▶ STATED GOAL
Scan the entries below and extract each line with the word "caption" in it.

▶ SOURCE DATA
★ ★ ★ ★ ★

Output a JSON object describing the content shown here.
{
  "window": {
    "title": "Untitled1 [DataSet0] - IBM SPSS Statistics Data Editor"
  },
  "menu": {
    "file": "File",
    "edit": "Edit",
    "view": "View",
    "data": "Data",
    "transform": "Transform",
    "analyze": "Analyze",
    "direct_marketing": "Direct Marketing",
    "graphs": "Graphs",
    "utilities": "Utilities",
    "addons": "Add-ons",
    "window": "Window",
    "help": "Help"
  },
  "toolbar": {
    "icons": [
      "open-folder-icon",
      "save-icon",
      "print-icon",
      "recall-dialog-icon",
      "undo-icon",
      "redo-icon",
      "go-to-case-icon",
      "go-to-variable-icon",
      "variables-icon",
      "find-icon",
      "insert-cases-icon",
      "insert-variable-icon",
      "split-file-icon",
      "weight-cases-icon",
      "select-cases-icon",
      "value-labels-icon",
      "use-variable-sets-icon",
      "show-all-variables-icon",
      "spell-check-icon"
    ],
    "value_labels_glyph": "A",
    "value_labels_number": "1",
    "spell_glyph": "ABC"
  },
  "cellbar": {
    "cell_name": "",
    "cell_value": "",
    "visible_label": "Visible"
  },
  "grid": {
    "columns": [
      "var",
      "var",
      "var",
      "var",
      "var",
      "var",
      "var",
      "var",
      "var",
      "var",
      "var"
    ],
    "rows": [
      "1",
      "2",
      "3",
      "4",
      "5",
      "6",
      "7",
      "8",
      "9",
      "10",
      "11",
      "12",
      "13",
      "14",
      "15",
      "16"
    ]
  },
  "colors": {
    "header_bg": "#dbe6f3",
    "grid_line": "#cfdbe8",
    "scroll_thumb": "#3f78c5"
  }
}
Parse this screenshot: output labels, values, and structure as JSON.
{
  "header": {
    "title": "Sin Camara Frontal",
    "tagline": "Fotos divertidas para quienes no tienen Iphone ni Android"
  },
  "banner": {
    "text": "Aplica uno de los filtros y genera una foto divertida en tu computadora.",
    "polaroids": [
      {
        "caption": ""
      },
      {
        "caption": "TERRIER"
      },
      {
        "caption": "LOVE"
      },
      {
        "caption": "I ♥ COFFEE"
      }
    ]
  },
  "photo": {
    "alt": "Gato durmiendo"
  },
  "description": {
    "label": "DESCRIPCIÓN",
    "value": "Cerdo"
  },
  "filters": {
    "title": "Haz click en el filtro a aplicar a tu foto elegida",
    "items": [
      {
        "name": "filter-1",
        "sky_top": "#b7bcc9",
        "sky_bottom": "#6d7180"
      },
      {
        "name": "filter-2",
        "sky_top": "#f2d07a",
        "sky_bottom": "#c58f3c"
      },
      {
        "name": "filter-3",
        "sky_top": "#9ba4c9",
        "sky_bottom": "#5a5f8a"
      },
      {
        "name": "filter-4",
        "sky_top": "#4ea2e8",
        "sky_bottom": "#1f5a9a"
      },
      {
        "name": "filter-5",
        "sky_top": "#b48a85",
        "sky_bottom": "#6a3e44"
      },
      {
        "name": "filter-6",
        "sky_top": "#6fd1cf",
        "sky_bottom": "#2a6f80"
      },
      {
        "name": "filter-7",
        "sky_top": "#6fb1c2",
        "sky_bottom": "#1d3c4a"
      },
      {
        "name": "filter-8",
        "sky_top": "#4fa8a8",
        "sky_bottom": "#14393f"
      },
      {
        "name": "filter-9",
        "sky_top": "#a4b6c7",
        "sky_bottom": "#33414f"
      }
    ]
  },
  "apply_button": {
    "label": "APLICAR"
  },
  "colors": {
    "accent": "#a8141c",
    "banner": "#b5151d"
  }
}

★ ★ ★ ★ ★

▶ PROBLEM SOLUTION
        "caption": ""
        "caption": "TERRIER"
        "caption": "LOVE"
        "caption": "I ♥ COFFEE"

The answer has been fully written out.